--- start Given entries ---

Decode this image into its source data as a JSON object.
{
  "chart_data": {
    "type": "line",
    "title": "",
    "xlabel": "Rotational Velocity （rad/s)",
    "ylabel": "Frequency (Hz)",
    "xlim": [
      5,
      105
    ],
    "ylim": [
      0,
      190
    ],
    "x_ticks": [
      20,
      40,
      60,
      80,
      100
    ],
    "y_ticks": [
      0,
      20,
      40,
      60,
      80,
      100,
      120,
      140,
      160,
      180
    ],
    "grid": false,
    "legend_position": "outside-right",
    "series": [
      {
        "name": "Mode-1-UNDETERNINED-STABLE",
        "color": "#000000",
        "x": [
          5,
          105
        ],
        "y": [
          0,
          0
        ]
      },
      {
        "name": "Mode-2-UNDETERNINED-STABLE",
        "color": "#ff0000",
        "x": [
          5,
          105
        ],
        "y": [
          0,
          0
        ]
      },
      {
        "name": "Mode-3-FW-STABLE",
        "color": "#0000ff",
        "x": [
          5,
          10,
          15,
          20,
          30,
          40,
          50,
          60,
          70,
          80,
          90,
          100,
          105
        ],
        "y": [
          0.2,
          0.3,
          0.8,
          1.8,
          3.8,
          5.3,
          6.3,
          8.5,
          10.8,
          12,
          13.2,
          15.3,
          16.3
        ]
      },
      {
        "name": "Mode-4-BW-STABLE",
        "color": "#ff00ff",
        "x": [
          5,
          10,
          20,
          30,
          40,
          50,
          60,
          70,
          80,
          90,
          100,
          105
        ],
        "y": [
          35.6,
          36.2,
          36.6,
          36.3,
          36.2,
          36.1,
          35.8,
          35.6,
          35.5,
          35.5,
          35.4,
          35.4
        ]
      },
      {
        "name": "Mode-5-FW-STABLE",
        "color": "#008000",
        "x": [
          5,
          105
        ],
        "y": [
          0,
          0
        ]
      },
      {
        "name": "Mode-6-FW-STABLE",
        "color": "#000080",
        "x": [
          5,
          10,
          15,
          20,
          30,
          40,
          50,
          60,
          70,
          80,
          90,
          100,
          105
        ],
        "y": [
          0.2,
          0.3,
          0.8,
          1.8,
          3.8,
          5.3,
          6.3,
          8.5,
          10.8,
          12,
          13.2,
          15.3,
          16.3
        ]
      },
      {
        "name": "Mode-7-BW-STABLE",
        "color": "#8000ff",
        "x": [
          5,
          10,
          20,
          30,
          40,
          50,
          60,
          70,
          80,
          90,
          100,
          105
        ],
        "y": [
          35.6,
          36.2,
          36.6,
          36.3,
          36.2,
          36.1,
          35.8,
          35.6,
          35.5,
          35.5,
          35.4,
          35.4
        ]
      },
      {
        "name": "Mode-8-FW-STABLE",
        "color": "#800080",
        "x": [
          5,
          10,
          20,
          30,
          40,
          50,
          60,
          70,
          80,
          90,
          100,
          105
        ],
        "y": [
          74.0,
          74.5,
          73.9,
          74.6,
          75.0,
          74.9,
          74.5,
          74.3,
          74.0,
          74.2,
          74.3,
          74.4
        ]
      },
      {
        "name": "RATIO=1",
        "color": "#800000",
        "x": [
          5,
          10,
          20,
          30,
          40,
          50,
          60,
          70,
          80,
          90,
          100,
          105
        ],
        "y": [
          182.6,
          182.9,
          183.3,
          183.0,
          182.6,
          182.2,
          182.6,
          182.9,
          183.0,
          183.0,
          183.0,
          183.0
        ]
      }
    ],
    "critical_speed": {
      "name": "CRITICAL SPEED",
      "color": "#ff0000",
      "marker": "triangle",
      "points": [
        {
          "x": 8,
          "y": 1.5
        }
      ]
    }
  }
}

--- end Given entries ---

Brief:
Identify each line in the records above containing the word "UNDETERNINED"; copy those lines.

Answer to this task:
        "name": "Mode-1-UNDETERNINED-STABLE",
        "name": "Mode-2-UNDETERNINED-STABLE",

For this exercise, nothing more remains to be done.